### INSTRUCTIONS TO FOLLOW
Copy each line below without leaving any out.

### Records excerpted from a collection
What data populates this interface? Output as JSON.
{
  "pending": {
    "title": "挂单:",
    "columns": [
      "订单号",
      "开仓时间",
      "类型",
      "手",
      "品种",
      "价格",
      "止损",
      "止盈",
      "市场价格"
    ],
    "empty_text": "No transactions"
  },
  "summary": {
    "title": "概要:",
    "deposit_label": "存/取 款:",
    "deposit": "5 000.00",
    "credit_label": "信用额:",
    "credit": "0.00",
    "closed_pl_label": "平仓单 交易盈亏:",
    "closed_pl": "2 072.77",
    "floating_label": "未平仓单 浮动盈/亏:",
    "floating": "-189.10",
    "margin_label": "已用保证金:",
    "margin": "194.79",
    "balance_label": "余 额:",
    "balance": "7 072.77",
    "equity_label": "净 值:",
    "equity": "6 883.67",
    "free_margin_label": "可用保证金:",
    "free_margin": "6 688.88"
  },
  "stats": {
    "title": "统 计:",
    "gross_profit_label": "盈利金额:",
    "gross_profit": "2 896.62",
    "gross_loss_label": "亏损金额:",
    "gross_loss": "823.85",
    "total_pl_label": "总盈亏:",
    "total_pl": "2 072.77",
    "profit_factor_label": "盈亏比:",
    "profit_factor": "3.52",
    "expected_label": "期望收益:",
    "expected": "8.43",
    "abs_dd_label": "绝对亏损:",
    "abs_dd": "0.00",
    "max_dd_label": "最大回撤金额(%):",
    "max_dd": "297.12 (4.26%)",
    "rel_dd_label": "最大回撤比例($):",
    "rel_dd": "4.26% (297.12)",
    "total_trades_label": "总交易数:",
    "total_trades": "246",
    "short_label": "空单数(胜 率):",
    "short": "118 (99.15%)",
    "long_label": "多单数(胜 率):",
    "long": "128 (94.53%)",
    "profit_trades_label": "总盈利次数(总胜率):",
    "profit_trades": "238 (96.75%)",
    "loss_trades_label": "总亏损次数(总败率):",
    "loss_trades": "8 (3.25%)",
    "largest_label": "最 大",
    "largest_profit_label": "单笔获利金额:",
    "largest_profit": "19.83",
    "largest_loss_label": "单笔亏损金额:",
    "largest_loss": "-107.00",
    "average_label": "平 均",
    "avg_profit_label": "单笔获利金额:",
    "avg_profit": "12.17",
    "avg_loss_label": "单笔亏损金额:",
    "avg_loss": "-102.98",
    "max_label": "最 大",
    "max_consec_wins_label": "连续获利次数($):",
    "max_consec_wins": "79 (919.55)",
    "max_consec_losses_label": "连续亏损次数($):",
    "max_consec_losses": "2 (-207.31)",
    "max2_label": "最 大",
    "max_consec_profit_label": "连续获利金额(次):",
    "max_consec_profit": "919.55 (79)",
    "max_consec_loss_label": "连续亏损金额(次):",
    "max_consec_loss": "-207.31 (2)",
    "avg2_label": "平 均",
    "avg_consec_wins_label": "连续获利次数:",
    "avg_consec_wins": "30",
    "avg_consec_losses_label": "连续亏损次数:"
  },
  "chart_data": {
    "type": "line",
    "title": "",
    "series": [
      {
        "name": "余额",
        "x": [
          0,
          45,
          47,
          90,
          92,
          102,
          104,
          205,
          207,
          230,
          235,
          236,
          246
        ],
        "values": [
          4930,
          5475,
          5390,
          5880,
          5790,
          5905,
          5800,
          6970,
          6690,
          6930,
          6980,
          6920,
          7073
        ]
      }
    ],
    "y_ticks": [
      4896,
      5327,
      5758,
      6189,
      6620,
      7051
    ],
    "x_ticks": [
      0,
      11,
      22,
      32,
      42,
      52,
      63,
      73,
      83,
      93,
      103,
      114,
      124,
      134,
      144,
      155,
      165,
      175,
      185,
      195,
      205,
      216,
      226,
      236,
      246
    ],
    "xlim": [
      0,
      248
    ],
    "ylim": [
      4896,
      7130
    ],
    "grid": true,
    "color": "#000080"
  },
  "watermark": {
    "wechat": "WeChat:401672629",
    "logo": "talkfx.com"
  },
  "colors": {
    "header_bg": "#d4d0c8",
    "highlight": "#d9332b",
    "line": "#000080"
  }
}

### WRITTEN ANSWER
What data populates this interface? Output as JSON.
{
  "pending": {
    "title": "挂单:",
    "columns": [
      "订单号",
      "开仓时间",
      "类型",
      "手",
      "品种",
      "价格",
      "止损",
      "止盈",
      "市场价格"
    ],
    "empty_text": "No transactions"
  },
  "summary": {
    "title": "概要:",
    "deposit_label": "存/取 款:",
    "deposit": "5 000.00",
    "credit_label": "信用额:",
    "credit": "0.00",
    "closed_pl_label": "平仓单 交易盈亏:",
    "closed_pl": "2 072.77",
    "floating_label": "未平仓单 浮动盈/亏:",
    "floating": "-189.10",
    "margin_label": "已用保证金:",
    "margin": "194.79",
    "balance_label": "余 额:",
    "balance": "7 072.77",
    "equity_label": "净 值:",
    "equity": "6 883.67",
    "free_margin_label": "可用保证金:",
    "free_margin": "6 688.88"
  },
  "stats": {
    "title": "统 计:",
    "gross_profit_label": "盈利金额:",
    "gross_profit": "2 896.62",
    "gross_loss_label": "亏损金额:",
    "gross_loss": "823.85",
    "total_pl_label": "总盈亏:",
    "total_pl": "2 072.77",
    "profit_factor_label": "盈亏比:",
    "profit_factor": "3.52",
    "expected_label": "期望收益:",
    "expected": "8.43",
    "abs_dd_label": "绝对亏损:",
    "abs_dd": "0.00",
    "max_dd_label": "最大回撤金额(%):",
    "max_dd": "297.12 (4.26%)",
    "rel_dd_label": "最大回撤比例($):",
    "rel_dd": "4.26% (297.12)",
    "total_trades_label": "总交易数:",
    "total_trades": "246",
    "short_label": "空单数(胜 率):",
    "short": "118 (99.15%)",
    "long_label": "多单数(胜 率):",
    "long": "128 (94.53%)",
    "profit_trades_label": "总盈利次数(总胜率):",
    "profit_trades": "238 (96.75%)",
    "loss_trades_label": "总亏损次数(总败率):",
    "loss_trades": "8 (3.25%)",
    "largest_label": "最 大",
    "largest_profit_label": "单笔获利金额:",
    "largest_profit": "19.83",
    "largest_loss_label": "单笔亏损金额:",
    "largest_loss": "-107.00",
    "average_label": "平 均",
    "avg_profit_label": "单笔获利金额:",
    "avg_profit": "12.17",
    "avg_loss_label": "单笔亏损金额:",
    "avg_loss": "-102.98",
    "max_label": "最 大",
    "max_consec_wins_label": "连续获利次数($):",
    "max_consec_wins": "79 (919.55)",
    "max_consec_losses_label": "连续亏损次数($):",
    "max_consec_losses": "2 (-207.31)",
    "max2_label": "最 大",
    "max_consec_profit_label": "连续获利金额(次):",
    "max_consec_profit": "919.55 (79)",
    "max_consec_loss_label": "连续亏损金额(次):",
    "max_consec_loss": "-207.31 (2)",
    "avg2_label": "平 均",
    "avg_consec_wins_label": "连续获利次数:",
    "avg_consec_wins": "30",
    "avg_consec_losses_label": "连续亏损次数:"
  },
  "chart_data": {
    "type": "line",
    "title": "",
    "series": [
      {
        "name": "余额",
        "x": [
          0,
          45,
          47,
          90,
          92,
          102,
          104,
          205,
          207,
          230,
          235,
          236,
          246
        ],
        "values": [
          4930,
          5475,
          5390,
          5880,
          5790,
          5905,
          5800,
          6970,
          6690,
          6930,
          6980,
          6920,
          7073
        ]
      }
    ],
    "y_ticks": [
      4896,
      5327,
      5758,
      6189,
      6620,
      7051
    ],
    "x_ticks": [
      0,
      11,
      22,
      32,
      42,
      52,
      63,
      73,
      83,
      93,
      103,
      114,
      124,
      134,
      144,
      155,
      165,
      175,
      185,
      195,
      205,
      216,
      226,
      236,
      246
    ],
    "xlim": [
      0,
      248
    ],
    "ylim": [
      4896,
      7130
    ],
    "grid": true,
    "color": "#000080"
  },
  "watermark": {
    "wechat": "WeChat:401672629",
    "logo": "talkfx.com"
  },
  "colors": {
    "header_bg": "#d4d0c8",
    "highlight": "#d9332b",
    "line": "#000080"
  }
}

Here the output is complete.